→ INSTRUCTIONS FOR THE TASK
Check each line of the records for "color"; collect those that have it.

→ Data extracted from a collection

* BEGIN *

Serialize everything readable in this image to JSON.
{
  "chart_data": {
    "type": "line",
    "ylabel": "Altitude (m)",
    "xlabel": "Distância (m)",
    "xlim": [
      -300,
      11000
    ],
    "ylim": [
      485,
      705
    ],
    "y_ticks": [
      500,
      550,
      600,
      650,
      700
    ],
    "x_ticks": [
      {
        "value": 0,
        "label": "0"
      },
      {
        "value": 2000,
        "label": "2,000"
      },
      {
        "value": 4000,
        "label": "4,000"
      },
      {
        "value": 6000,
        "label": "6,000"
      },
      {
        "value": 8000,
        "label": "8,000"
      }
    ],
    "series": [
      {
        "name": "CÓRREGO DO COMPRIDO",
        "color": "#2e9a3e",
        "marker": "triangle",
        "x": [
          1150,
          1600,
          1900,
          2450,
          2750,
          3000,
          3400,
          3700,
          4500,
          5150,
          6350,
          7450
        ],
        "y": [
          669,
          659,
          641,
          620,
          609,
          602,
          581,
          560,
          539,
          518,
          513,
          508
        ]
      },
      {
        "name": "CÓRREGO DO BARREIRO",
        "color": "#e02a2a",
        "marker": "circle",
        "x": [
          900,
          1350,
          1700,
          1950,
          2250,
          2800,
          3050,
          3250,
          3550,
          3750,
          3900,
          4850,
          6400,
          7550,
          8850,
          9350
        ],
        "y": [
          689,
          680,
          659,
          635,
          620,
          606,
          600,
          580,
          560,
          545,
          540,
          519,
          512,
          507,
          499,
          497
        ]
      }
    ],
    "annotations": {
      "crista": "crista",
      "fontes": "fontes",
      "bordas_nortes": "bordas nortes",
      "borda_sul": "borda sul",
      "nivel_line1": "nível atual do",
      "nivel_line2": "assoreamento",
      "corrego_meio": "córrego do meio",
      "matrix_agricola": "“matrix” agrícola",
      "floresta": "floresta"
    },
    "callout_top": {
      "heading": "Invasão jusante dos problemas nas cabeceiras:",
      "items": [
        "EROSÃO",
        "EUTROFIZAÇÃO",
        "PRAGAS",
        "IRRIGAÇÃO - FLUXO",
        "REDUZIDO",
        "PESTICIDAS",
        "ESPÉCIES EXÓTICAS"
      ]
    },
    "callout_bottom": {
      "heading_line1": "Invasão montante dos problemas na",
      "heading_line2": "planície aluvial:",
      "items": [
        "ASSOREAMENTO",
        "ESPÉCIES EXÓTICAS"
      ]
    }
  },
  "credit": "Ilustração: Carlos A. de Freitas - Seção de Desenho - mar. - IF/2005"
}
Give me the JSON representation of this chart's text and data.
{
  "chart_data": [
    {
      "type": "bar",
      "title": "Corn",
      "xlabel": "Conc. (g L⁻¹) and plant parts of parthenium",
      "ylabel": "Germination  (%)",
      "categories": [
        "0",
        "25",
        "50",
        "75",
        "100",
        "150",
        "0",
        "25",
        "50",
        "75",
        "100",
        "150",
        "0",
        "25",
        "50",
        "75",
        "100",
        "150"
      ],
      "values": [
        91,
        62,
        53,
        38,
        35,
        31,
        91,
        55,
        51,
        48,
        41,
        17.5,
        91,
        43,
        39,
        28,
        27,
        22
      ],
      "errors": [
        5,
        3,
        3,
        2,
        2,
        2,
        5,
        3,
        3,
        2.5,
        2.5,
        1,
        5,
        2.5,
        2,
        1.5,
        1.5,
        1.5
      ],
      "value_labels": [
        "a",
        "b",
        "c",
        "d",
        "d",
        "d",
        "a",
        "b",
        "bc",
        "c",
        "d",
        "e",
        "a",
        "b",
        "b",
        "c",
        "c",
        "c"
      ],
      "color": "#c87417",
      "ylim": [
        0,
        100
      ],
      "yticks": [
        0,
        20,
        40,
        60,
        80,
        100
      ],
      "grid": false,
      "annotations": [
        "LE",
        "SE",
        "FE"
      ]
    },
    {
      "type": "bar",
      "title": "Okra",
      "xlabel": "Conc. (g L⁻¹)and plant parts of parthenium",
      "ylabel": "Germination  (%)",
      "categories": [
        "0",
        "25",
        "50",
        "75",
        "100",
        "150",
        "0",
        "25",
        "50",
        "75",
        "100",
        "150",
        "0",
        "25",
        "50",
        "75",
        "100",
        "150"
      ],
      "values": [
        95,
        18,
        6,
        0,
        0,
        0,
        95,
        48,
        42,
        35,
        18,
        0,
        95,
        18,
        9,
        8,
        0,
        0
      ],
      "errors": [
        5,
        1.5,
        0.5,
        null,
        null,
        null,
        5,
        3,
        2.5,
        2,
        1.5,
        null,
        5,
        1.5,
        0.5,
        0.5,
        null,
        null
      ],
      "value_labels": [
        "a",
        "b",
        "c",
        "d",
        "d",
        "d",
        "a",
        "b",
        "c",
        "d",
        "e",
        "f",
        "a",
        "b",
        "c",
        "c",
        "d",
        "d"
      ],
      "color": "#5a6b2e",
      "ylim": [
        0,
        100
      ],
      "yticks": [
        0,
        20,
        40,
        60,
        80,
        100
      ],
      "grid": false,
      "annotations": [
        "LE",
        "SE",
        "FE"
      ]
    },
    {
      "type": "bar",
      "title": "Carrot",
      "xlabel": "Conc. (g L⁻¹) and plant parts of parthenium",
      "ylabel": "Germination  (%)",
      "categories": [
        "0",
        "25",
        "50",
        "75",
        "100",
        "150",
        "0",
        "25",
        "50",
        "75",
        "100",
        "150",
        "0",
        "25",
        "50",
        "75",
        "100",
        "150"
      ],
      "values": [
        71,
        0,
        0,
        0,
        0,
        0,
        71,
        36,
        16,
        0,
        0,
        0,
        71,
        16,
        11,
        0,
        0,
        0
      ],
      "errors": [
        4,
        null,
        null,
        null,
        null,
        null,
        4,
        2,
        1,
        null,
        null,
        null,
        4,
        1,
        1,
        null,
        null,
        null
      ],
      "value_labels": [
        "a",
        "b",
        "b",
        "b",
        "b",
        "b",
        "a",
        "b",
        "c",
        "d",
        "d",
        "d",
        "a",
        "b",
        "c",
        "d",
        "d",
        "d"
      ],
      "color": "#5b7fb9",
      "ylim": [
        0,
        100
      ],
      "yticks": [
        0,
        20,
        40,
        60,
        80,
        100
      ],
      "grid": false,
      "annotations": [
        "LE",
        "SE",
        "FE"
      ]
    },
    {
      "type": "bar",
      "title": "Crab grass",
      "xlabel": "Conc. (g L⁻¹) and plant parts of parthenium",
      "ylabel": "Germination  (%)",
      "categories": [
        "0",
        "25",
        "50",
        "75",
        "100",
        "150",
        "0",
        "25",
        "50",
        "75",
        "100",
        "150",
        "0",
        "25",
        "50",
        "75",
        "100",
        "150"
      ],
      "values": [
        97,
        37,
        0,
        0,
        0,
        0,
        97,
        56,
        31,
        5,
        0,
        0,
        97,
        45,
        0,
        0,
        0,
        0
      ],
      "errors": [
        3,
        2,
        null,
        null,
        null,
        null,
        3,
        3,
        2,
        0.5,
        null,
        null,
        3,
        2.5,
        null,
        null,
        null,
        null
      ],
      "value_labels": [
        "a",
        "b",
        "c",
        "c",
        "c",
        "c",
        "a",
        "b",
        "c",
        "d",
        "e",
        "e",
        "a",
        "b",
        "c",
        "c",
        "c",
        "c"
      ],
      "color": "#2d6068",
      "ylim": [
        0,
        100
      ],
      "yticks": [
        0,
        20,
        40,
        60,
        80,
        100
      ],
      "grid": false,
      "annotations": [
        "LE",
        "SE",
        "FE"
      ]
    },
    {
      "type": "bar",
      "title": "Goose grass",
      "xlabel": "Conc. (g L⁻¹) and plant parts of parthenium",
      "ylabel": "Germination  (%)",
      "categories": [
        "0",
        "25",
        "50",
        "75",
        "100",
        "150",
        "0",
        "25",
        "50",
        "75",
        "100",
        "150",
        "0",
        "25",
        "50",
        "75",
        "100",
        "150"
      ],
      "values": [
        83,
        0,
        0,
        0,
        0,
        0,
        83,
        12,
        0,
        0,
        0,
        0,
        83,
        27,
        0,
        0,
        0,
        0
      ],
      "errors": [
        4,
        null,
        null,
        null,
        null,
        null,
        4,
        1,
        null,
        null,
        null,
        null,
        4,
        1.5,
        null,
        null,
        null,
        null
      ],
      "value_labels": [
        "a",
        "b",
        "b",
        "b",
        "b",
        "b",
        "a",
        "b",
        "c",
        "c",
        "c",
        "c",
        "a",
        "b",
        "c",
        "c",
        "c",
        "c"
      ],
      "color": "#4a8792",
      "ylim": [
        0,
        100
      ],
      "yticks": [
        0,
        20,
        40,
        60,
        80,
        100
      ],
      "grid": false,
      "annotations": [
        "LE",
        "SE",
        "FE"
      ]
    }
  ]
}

* END *

→ RESPONSE TO THE EXERCISE
        "color": "#2e9a3e",
        "color": "#e02a2a",
      "color": "#c87417",
      "color": "#5a6b2e",
      "color": "#5b7fb9",
      "color": "#2d6068",
      "color": "#4a8792",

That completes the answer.